Goal →
Copy out all the lines exactly. Omit pictures.

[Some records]
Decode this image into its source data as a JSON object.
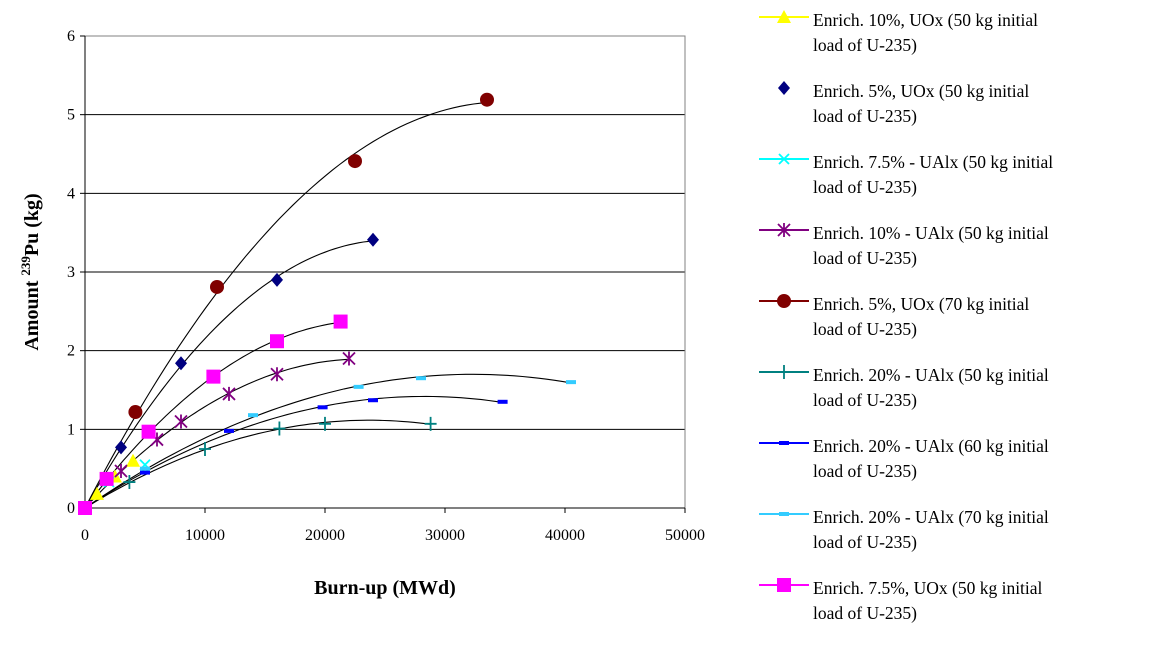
{
  "chart_data": {
    "type": "scatter",
    "title": "",
    "xlabel": "Burn-up (MWd)",
    "ylabel_prefix": "Amount ",
    "ylabel_sup": "239",
    "ylabel_suffix": "Pu (kg)",
    "xlim": [
      0,
      50000
    ],
    "ylim": [
      0,
      6
    ],
    "x_ticks": [
      0,
      10000,
      20000,
      30000,
      40000,
      50000
    ],
    "y_ticks": [
      0,
      1,
      2,
      3,
      4,
      5,
      6
    ],
    "grid": "horizontal",
    "legend_position": "right",
    "series": [
      {
        "name": "Enrich. 10%, UOx (50 kg initial load of U-235)",
        "color": "#ffff00",
        "marker": "triangle",
        "line": true,
        "x": [
          0,
          1000,
          2500,
          4000
        ],
        "y": [
          0,
          0.18,
          0.4,
          0.6
        ]
      },
      {
        "name": "Enrich. 5%, UOx (50 kg initial load of U-235)",
        "color": "#000080",
        "marker": "diamond",
        "line": false,
        "x": [
          0,
          3000,
          8000,
          16000,
          24000
        ],
        "y": [
          0,
          0.77,
          1.84,
          2.9,
          3.41
        ]
      },
      {
        "name": "Enrich. 7.5% - UAlx (50 kg initial load of U-235)",
        "color": "#00ffff",
        "marker": "x",
        "line": true,
        "x": [
          0,
          2000,
          5000
        ],
        "y": [
          0,
          0.33,
          0.55
        ]
      },
      {
        "name": "Enrich. 10% - UAlx (50 kg initial load of U-235)",
        "color": "#800080",
        "marker": "asterisk",
        "line": true,
        "x": [
          0,
          3000,
          6000,
          8000,
          12000,
          16000,
          22000
        ],
        "y": [
          0,
          0.47,
          0.87,
          1.1,
          1.45,
          1.7,
          1.9
        ]
      },
      {
        "name": "Enrich. 5%, UOx (70 kg initial load of U-235)",
        "color": "#800000",
        "marker": "circle",
        "line": true,
        "x": [
          0,
          4200,
          11000,
          22500,
          33500
        ],
        "y": [
          0,
          1.22,
          2.81,
          4.41,
          5.19
        ]
      },
      {
        "name": "Enrich. 20% - UAlx (50 kg initial load of U-235)",
        "color": "#008080",
        "marker": "plus",
        "line": true,
        "x": [
          0,
          3700,
          10000,
          16200,
          20000,
          28800
        ],
        "y": [
          0,
          0.33,
          0.75,
          1.01,
          1.07,
          1.07
        ]
      },
      {
        "name": "Enrich. 20% - UAlx (60 kg initial load of U-235)",
        "color": "#0000ff",
        "marker": "dash",
        "line": true,
        "x": [
          0,
          5000,
          12000,
          19800,
          24000,
          34800
        ],
        "y": [
          0,
          0.45,
          0.98,
          1.28,
          1.37,
          1.35
        ]
      },
      {
        "name": "Enrich. 20% - UAlx (70 kg initial load of U-235)",
        "color": "#33ccff",
        "marker": "dash",
        "line": true,
        "x": [
          0,
          5000,
          14000,
          22800,
          28000,
          40500
        ],
        "y": [
          0,
          0.5,
          1.18,
          1.54,
          1.65,
          1.6
        ]
      },
      {
        "name": "Enrich. 7.5%, UOx (50 kg initial load of U-235)",
        "color": "#ff00ff",
        "marker": "square",
        "line": true,
        "x": [
          0,
          1800,
          5300,
          10700,
          16000,
          21300
        ],
        "y": [
          0,
          0.37,
          0.97,
          1.67,
          2.12,
          2.37
        ]
      }
    ],
    "trendlines": [
      {
        "name": "trend-5pct-70kg",
        "x": [
          0,
          4200,
          11000,
          22500,
          33500
        ],
        "y": [
          0,
          1.22,
          2.81,
          4.41,
          5.19
        ]
      },
      {
        "name": "trend-5pct-50kg",
        "x": [
          0,
          3000,
          8000,
          16000,
          24000
        ],
        "y": [
          0,
          0.77,
          1.84,
          2.9,
          3.41
        ]
      },
      {
        "name": "trend-7.5pct-uox",
        "x": [
          0,
          1800,
          5300,
          10700,
          16000,
          21300
        ],
        "y": [
          0,
          0.37,
          0.97,
          1.67,
          2.12,
          2.37
        ]
      },
      {
        "name": "trend-10pct-ualx",
        "x": [
          0,
          3000,
          6000,
          8000,
          12000,
          16000,
          22000
        ],
        "y": [
          0,
          0.47,
          0.87,
          1.1,
          1.45,
          1.7,
          1.9
        ]
      },
      {
        "name": "trend-20pct-70kg",
        "x": [
          0,
          5000,
          14000,
          22800,
          28000,
          40500
        ],
        "y": [
          0,
          0.5,
          1.18,
          1.54,
          1.65,
          1.6
        ]
      },
      {
        "name": "trend-20pct-60kg",
        "x": [
          0,
          5000,
          12000,
          19800,
          24000,
          34800
        ],
        "y": [
          0,
          0.45,
          0.98,
          1.28,
          1.37,
          1.35
        ]
      },
      {
        "name": "trend-20pct-50kg",
        "x": [
          0,
          3700,
          10000,
          16200,
          20000,
          28800
        ],
        "y": [
          0,
          0.33,
          0.75,
          1.01,
          1.07,
          1.07
        ]
      }
    ]
  },
  "legend": {
    "items": [
      {
        "line1": "Enrich. 10%, UOx (50 kg initial",
        "line2": "load of U-235)"
      },
      {
        "line1": "Enrich. 5%, UOx (50 kg initial",
        "line2": "load of U-235)"
      },
      {
        "line1": "Enrich. 7.5% - UAlx (50 kg initial",
        "line2": "load of U-235)"
      },
      {
        "line1": "Enrich. 10% - UAlx (50 kg initial",
        "line2": "load of U-235)"
      },
      {
        "line1": "Enrich. 5%, UOx (70 kg initial",
        "line2": "load of U-235)"
      },
      {
        "line1": "Enrich. 20% - UAlx (50 kg initial",
        "line2": "load of U-235)"
      },
      {
        "line1": "Enrich. 20% - UAlx (60 kg initial",
        "line2": "load of U-235)"
      },
      {
        "line1": "Enrich. 20% - UAlx (70 kg initial",
        "line2": "load of U-235)"
      },
      {
        "line1": "Enrich. 7.5%, UOx (50 kg initial",
        "line2": "load of U-235)"
      }
    ]
  }
}
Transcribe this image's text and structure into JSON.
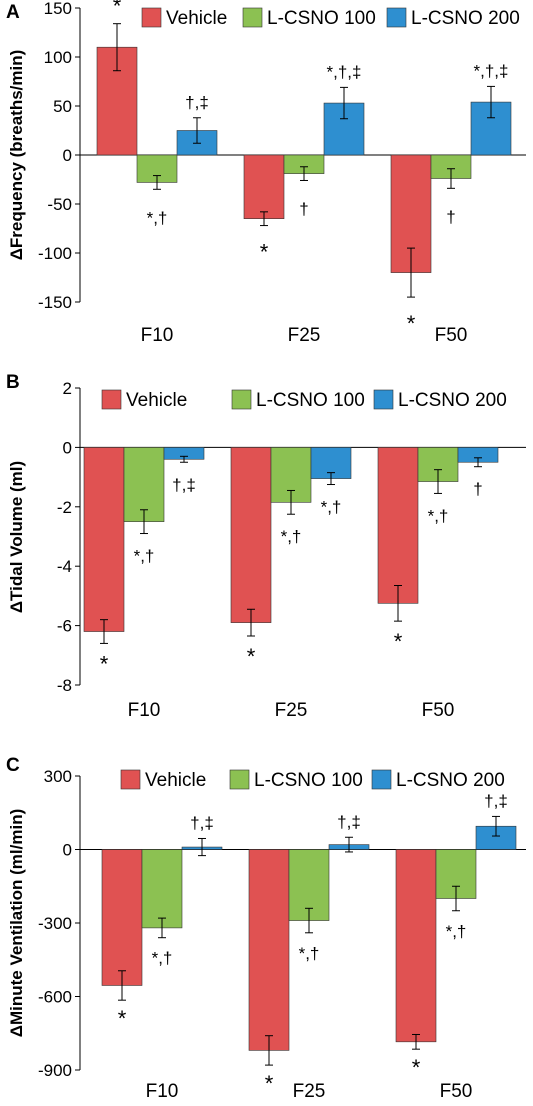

Result for this exercise →
Decode this image into its source data as a JSON object.
{
  "chart_data": {
    "type": "scatter",
    "title": "",
    "xlabel": "Burn-up (MWd)",
    "ylabel_prefix": "Amount ",
    "ylabel_sup": "239",
    "ylabel_suffix": "Pu (kg)",
    "xlim": [
      0,
      50000
    ],
    "ylim": [
      0,
      6
    ],
    "x_ticks": [
      0,
      10000,
      20000,
      30000,
      40000,
      50000
    ],
    "y_ticks": [
      0,
      1,
      2,
      3,
      4,
      5,
      6
    ],
    "grid": "horizontal",
    "legend_position": "right",
    "series": [
      {
        "name": "Enrich. 10%, UOx (50 kg initial load of U-235)",
        "color": "#ffff00",
        "marker": "triangle",
        "line": true,
        "x": [
          0,
          1000,
          2500,
          4000
        ],
        "y": [
          0,
          0.18,
          0.4,
          0.6
        ]
      },
      {
        "name": "Enrich. 5%, UOx (50 kg initial load of U-235)",
        "color": "#000080",
        "marker": "diamond",
        "line": false,
        "x": [
          0,
          3000,
          8000,
          16000,
          24000
        ],
        "y": [
          0,
          0.77,
          1.84,
          2.9,
          3.41
        ]
      },
      {
        "name": "Enrich. 7.5% - UAlx (50 kg initial load of U-235)",
        "color": "#00ffff",
        "marker": "x",
        "line": true,
        "x": [
          0,
          2000,
          5000
        ],
        "y": [
          0,
          0.33,
          0.55
        ]
      },
      {
        "name": "Enrich. 10% - UAlx (50 kg initial load of U-235)",
        "color": "#800080",
        "marker": "asterisk",
        "line": true,
        "x": [
          0,
          3000,
          6000,
          8000,
          12000,
          16000,
          22000
        ],
        "y": [
          0,
          0.47,
          0.87,
          1.1,
          1.45,
          1.7,
          1.9
        ]
      },
      {
        "name": "Enrich. 5%, UOx (70 kg initial load of U-235)",
        "color": "#800000",
        "marker": "circle",
        "line": true,
        "x": [
          0,
          4200,
          11000,
          22500,
          33500
        ],
        "y": [
          0,
          1.22,
          2.81,
          4.41,
          5.19
        ]
      },
      {
        "name": "Enrich. 20% - UAlx (50 kg initial load of U-235)",
        "color": "#008080",
        "marker": "plus",
        "line": true,
        "x": [
          0,
          3700,
          10000,
          16200,
          20000,
          28800
        ],
        "y": [
          0,
          0.33,
          0.75,
          1.01,
          1.07,
          1.07
        ]
      },
      {
        "name": "Enrich. 20% - UAlx (60 kg initial load of U-235)",
        "color": "#0000ff",
        "marker": "dash",
        "line": true,
        "x": [
          0,
          5000,
          12000,
          19800,
          24000,
          34800
        ],
        "y": [
          0,
          0.45,
          0.98,
          1.28,
          1.37,
          1.35
        ]
      },
      {
        "name": "Enrich. 20% - UAlx (70 kg initial load of U-235)",
        "color": "#33ccff",
        "marker": "dash",
        "line": true,
        "x": [
          0,
          5000,
          14000,
          22800,
          28000,
          40500
        ],
        "y": [
          0,
          0.5,
          1.18,
          1.54,
          1.65,
          1.6
        ]
      },
      {
        "name": "Enrich. 7.5%, UOx (50 kg initial load of U-235)",
        "color": "#ff00ff",
        "marker": "square",
        "line": true,
        "x": [
          0,
          1800,
          5300,
          10700,
          16000,
          21300
        ],
        "y": [
          0,
          0.37,
          0.97,
          1.67,
          2.12,
          2.37
        ]
      }
    ],
    "trendlines": [
      {
        "name": "trend-5pct-70kg",
        "x": [
          0,
          4200,
          11000,
          22500,
          33500
        ],
        "y": [
          0,
          1.22,
          2.81,
          4.41,
          5.19
        ]
      },
      {
        "name": "trend-5pct-50kg",
        "x": [
          0,
          3000,
          8000,
          16000,
          24000
        ],
        "y": [
          0,
          0.77,
          1.84,
          2.9,
          3.41
        ]
      },
      {
        "name": "trend-7.5pct-uox",
        "x": [
          0,
          1800,
          5300,
          10700,
          16000,
          21300
        ],
        "y": [
          0,
          0.37,
          0.97,
          1.67,
          2.12,
          2.37
        ]
      },
      {
        "name": "trend-10pct-ualx",
        "x": [
          0,
          3000,
          6000,
          8000,
          12000,
          16000,
          22000
        ],
        "y": [
          0,
          0.47,
          0.87,
          1.1,
          1.45,
          1.7,
          1.9
        ]
      },
      {
        "name": "trend-20pct-70kg",
        "x": [
          0,
          5000,
          14000,
          22800,
          28000,
          40500
        ],
        "y": [
          0,
          0.5,
          1.18,
          1.54,
          1.65,
          1.6
        ]
      },
      {
        "name": "trend-20pct-60kg",
        "x": [
          0,
          5000,
          12000,
          19800,
          24000,
          34800
        ],
        "y": [
          0,
          0.45,
          0.98,
          1.28,
          1.37,
          1.35
        ]
      },
      {
        "name": "trend-20pct-50kg",
        "x": [
          0,
          3700,
          10000,
          16200,
          20000,
          28800
        ],
        "y": [
          0,
          0.33,
          0.75,
          1.01,
          1.07,
          1.07
        ]
      }
    ]
  },
  "legend": {
    "items": [
      {
        "line1": "Enrich. 10%, UOx (50 kg initial",
        "line2": "load of U-235)"
      },
      {
        "line1": "Enrich. 5%, UOx (50 kg initial",
        "line2": "load of U-235)"
      },
      {
        "line1": "Enrich. 7.5% - UAlx (50 kg initial",
        "line2": "load of U-235)"
      },
      {
        "line1": "Enrich. 10% - UAlx (50 kg initial",
        "line2": "load of U-235)"
      },
      {
        "line1": "Enrich. 5%, UOx (70 kg initial",
        "line2": "load of U-235)"
      },
      {
        "line1": "Enrich. 20% - UAlx (50 kg initial",
        "line2": "load of U-235)"
      },
      {
        "line1": "Enrich. 20% - UAlx (60 kg initial",
        "line2": "load of U-235)"
      },
      {
        "line1": "Enrich. 20% - UAlx (70 kg initial",
        "line2": "load of U-235)"
      },
      {
        "line1": "Enrich. 7.5%, UOx (50 kg initial",
        "line2": "load of U-235)"
      }
    ]
  }
}
Transcribe this image's text and structure into JSON.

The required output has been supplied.